### [Element location listings]
-- begin --
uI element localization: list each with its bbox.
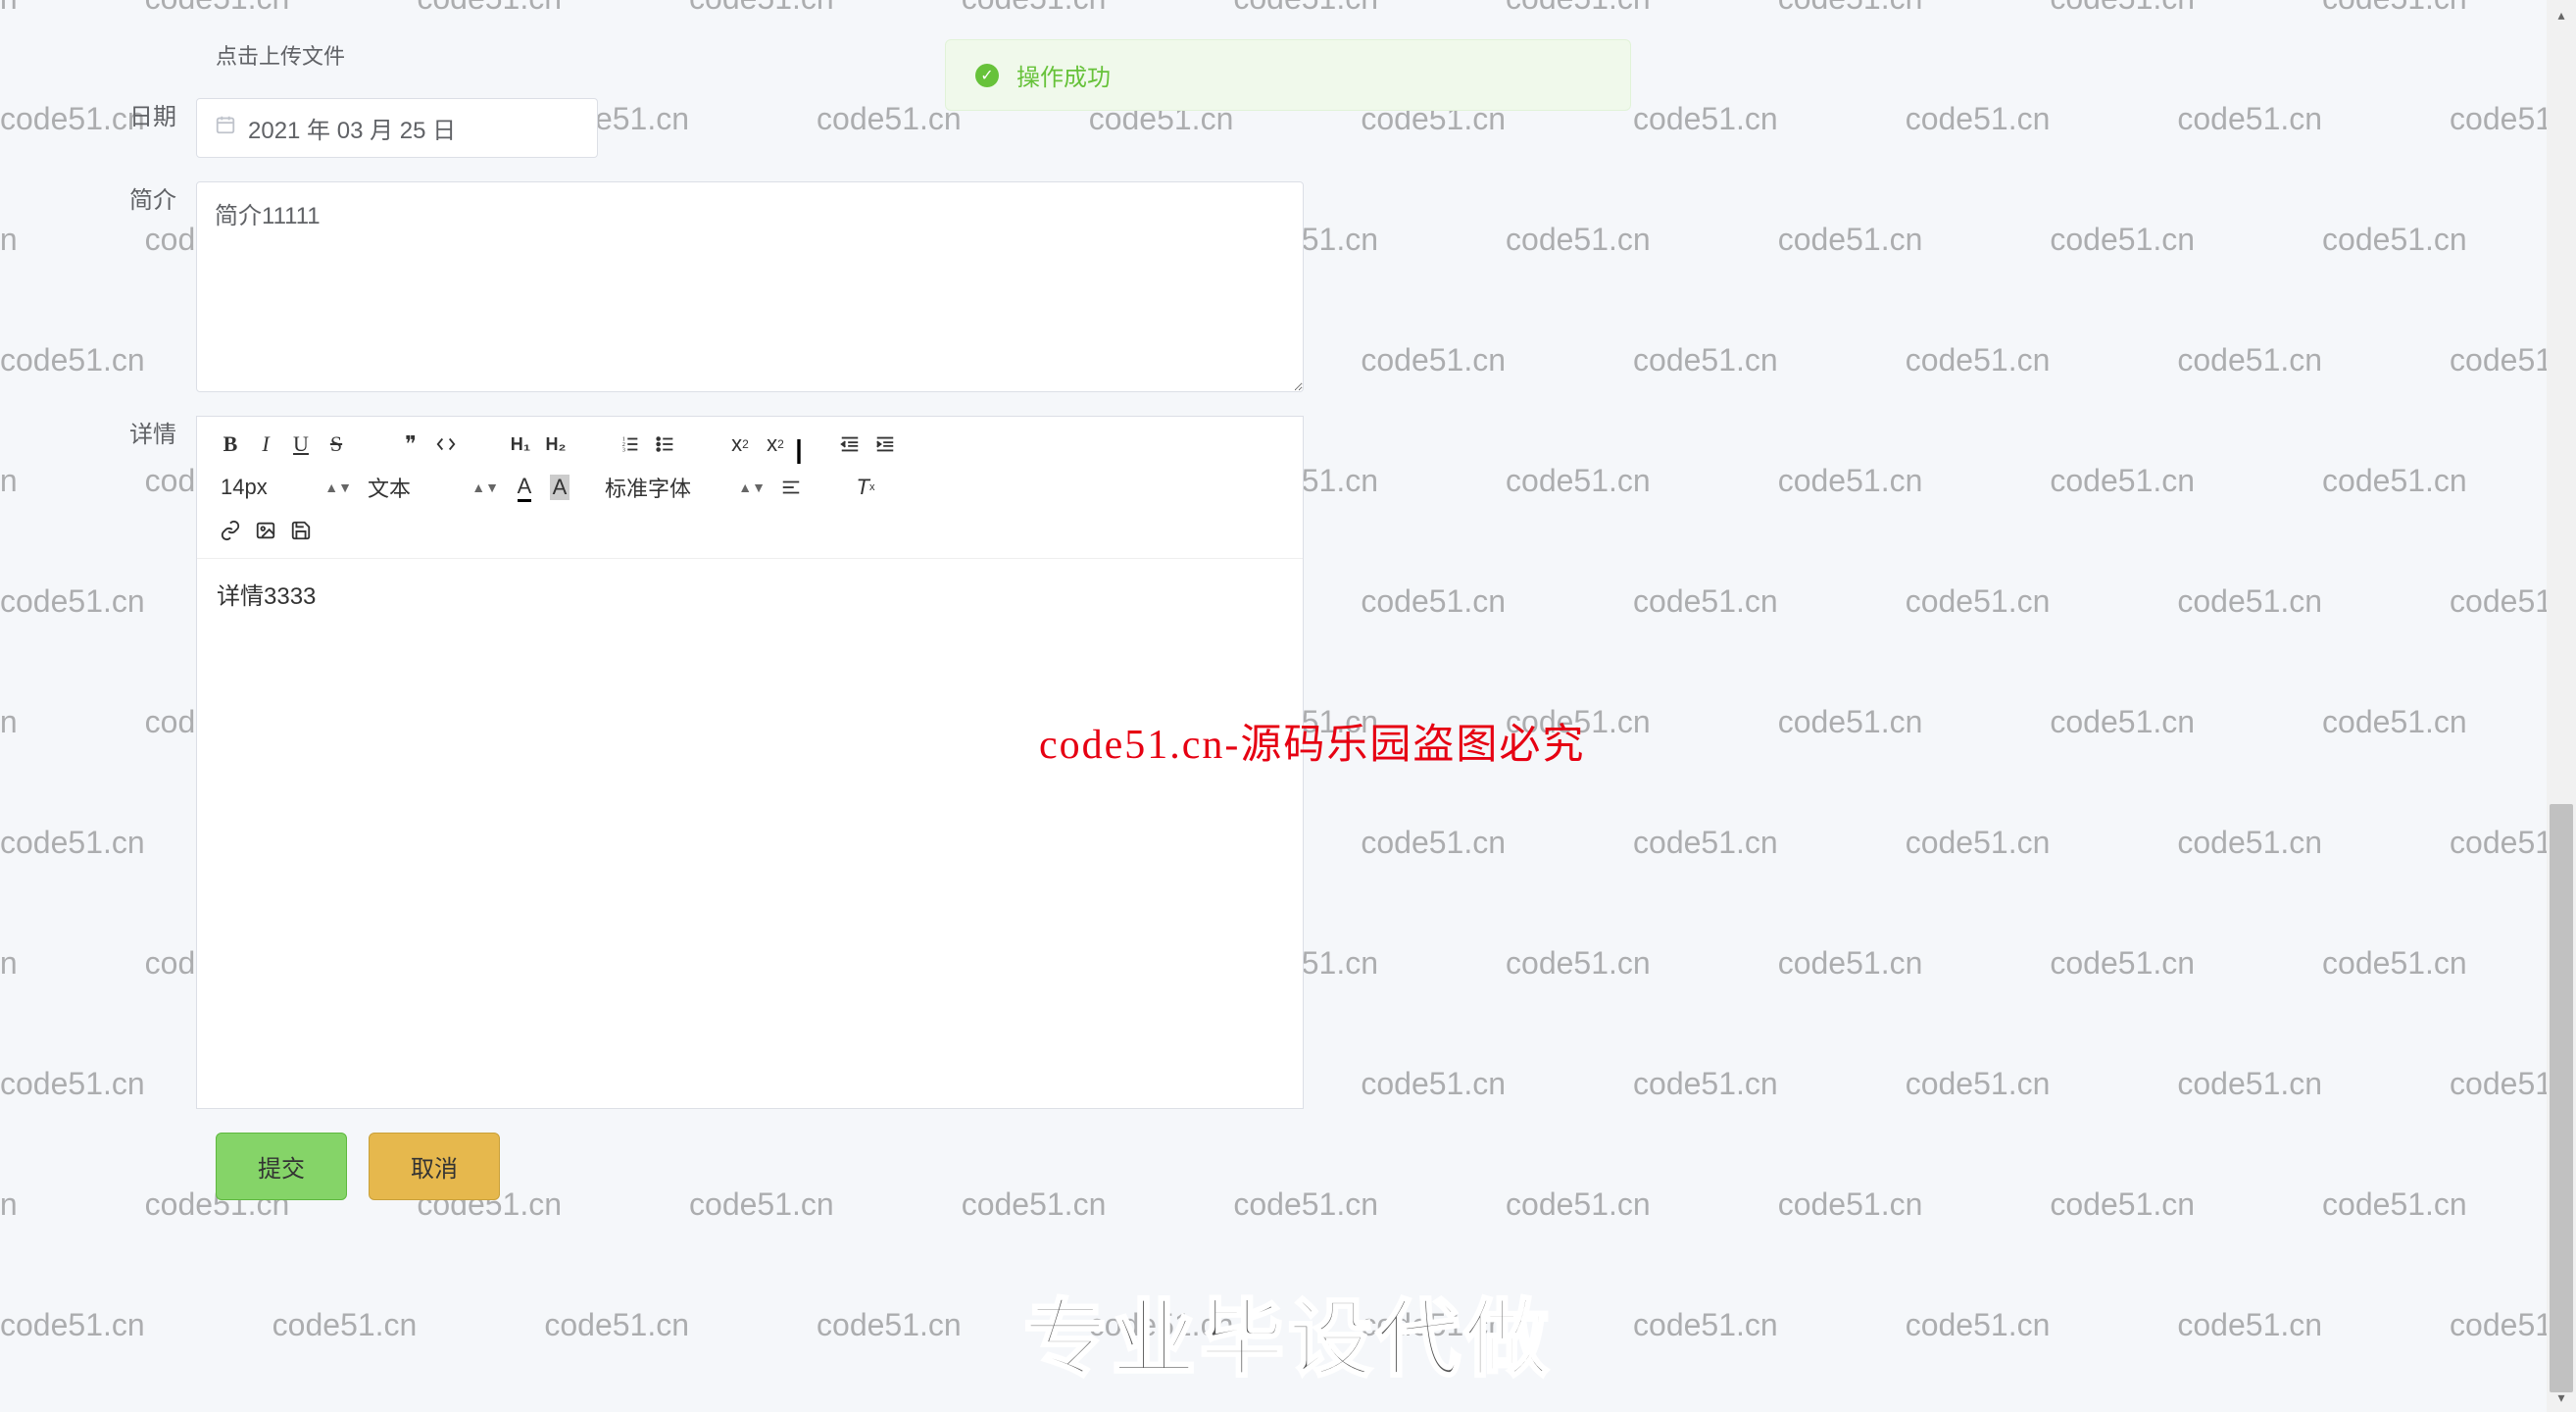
intro-textarea[interactable] (196, 181, 1304, 392)
scroll-up-icon[interactable]: ▴ (2547, 0, 2576, 29)
cancel-button[interactable]: 取消 (369, 1133, 500, 1200)
subscript-button[interactable]: x2 (722, 427, 758, 462)
chevron-updown-icon: ▲▼ (738, 479, 766, 495)
chevron-updown-icon: ▲▼ (471, 479, 499, 495)
align-button[interactable] (773, 470, 809, 505)
date-label: 日期 (118, 98, 196, 137)
editor-content[interactable]: 详情3333 (197, 559, 1303, 1108)
text-cursor-icon: I (794, 431, 804, 473)
scrollbar[interactable]: ▴ ▾ (2547, 0, 2576, 1412)
italic-button[interactable]: I (248, 427, 283, 462)
h1-button[interactable]: H₁ (503, 427, 538, 462)
block-type-select[interactable]: 文本▲▼ (360, 468, 507, 507)
strike-button[interactable]: S (319, 427, 354, 462)
underline-button[interactable]: U (283, 427, 319, 462)
indent-button[interactable] (867, 427, 903, 462)
detail-label: 详情 (118, 416, 196, 455)
scroll-thumb[interactable] (2550, 804, 2573, 1392)
intro-label: 简介 (118, 181, 196, 221)
date-input[interactable]: 2021 年 03 月 25 日 (196, 98, 598, 158)
highlight-color-button[interactable]: A (542, 470, 577, 505)
image-button[interactable] (248, 513, 283, 548)
h2-button[interactable]: H₂ (538, 427, 573, 462)
toast-success: ✓ 操作成功 (945, 39, 1631, 111)
date-value: 2021 年 03 月 25 日 (248, 111, 456, 145)
unordered-list-button[interactable] (648, 427, 683, 462)
ordered-list-button[interactable]: 123 (613, 427, 648, 462)
bold-button[interactable]: B (213, 427, 248, 462)
check-circle-icon: ✓ (975, 64, 999, 87)
text-color-button[interactable]: A (507, 470, 542, 505)
link-button[interactable] (213, 513, 248, 548)
calendar-icon (215, 114, 236, 142)
editor-toolbar: B I U S ❞ H₁ H₂ 123 (197, 417, 1303, 559)
toast-text: 操作成功 (1016, 58, 1111, 92)
scroll-down-icon[interactable]: ▾ (2547, 1383, 2576, 1412)
font-family-select[interactable]: 标准字体▲▼ (597, 468, 773, 507)
svg-text:3: 3 (622, 446, 625, 453)
font-size-select[interactable]: 14px▲▼ (213, 471, 360, 504)
bottom-caption: 专业毕设代做 (1023, 1270, 1553, 1392)
blockquote-button[interactable]: ❞ (393, 427, 428, 462)
clear-format-button[interactable]: Tx (848, 470, 883, 505)
chevron-updown-icon: ▲▼ (324, 479, 352, 495)
superscript-button[interactable]: x2 (758, 427, 793, 462)
outdent-button[interactable] (832, 427, 867, 462)
submit-button[interactable]: 提交 (216, 1133, 347, 1200)
save-button[interactable] (283, 513, 319, 548)
rich-editor: B I U S ❞ H₁ H₂ 123 (196, 416, 1304, 1109)
code-block-button[interactable] (428, 427, 464, 462)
-- end --
### [PROBLEM STATEMENT]
Format the stretch of rows above, from the line containing "intro-textarea[interactable] (196, 181, 1304, 392)" through the line containing "editor-toolbar: B I", as a JSON list of strings, one string per line, with blank lines omitted.

### [OUTPUT]
[
  "intro-textarea[interactable] (196, 181, 1304, 392)",
  "scroll-up-icon[interactable]: ▴ (2547, 0, 2576, 29)",
  "cancel-button[interactable]: 取消 (369, 1133, 500, 1200)",
  "subscript-button[interactable]: x2 (722, 427, 758, 462)",
  "chevron-updown-icon: ▲▼ (738, 479, 766, 495)",
  "chevron-updown-icon: ▲▼ (471, 479, 499, 495)",
  "align-button[interactable] (773, 470, 809, 505)",
  "date-label: 日期 (118, 98, 196, 137)",
  "editor-content[interactable]: 详情3333 (197, 559, 1303, 1108)",
  "text-cursor-icon: I (794, 431, 804, 473)",
  "scrollbar[interactable]: ▴ ▾ (2547, 0, 2576, 1412)",
  "italic-button[interactable]: I (248, 427, 283, 462)",
  "h1-button[interactable]: H₁ (503, 427, 538, 462)",
  "block-type-select[interactable]: 文本▲▼ (360, 468, 507, 507)",
  "strike-button[interactable]: S (319, 427, 354, 462)",
  "underline-button[interactable]: U (283, 427, 319, 462)",
  "indent-button[interactable] (867, 427, 903, 462)",
  "detail-label: 详情 (118, 416, 196, 455)",
  "scroll-thumb[interactable] (2550, 804, 2573, 1392)",
  "intro-label: 简介 (118, 181, 196, 221)",
  "date-input[interactable]: 2021 年 03 月 25 日 (196, 98, 598, 158)",
  "highlight-color-button[interactable]: A (542, 470, 577, 505)",
  "image-button[interactable] (248, 513, 283, 548)",
  "h2-button[interactable]: H₂ (538, 427, 573, 462)",
  "toast-success: ✓ 操作成功 (945, 39, 1631, 111)",
  "date-value: 2021 年 03 月 25 日 (248, 111, 456, 145)",
  "unordered-list-button[interactable] (648, 427, 683, 462)",
  "ordered-list-button[interactable]: 123 (613, 427, 648, 462)",
  "bold-button[interactable]: B (213, 427, 248, 462)",
  "check-circle-icon: ✓ (975, 64, 999, 87)",
  "text-color-button[interactable]: A (507, 470, 542, 505)",
  "link-button[interactable] (213, 513, 248, 548)",
  "calendar-icon (215, 114, 236, 142)",
  "editor-toolbar: B I U S ❞ H₁ H₂ 123 (197, 417, 1303, 559)"
]